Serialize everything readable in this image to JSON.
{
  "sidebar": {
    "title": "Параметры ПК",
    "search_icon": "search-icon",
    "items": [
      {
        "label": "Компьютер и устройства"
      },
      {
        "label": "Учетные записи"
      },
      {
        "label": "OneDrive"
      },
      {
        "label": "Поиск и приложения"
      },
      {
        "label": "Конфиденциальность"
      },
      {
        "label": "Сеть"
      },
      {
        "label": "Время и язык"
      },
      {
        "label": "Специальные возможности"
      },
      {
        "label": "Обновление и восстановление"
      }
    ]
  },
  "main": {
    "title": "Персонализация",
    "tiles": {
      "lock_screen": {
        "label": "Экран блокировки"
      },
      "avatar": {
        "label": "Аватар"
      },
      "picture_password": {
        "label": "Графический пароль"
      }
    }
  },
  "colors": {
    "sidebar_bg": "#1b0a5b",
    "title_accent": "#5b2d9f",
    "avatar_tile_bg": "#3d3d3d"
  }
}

**********

**Aim:** Show the lines of the data that hold the word "label".

**Completed exercise:**
        "label": "Компьютер и устройства"
        "label": "Учетные записи"
        "label": "OneDrive"
        "label": "Поиск и приложения"
        "label": "Конфиденциальность"
        "label": "Сеть"
        "label": "Время и язык"
        "label": "Специальные возможности"
        "label": "Обновление и восстановление"
        "label": "Экран блокировки"
        "label": "Аватар"
        "label": "Графический пароль"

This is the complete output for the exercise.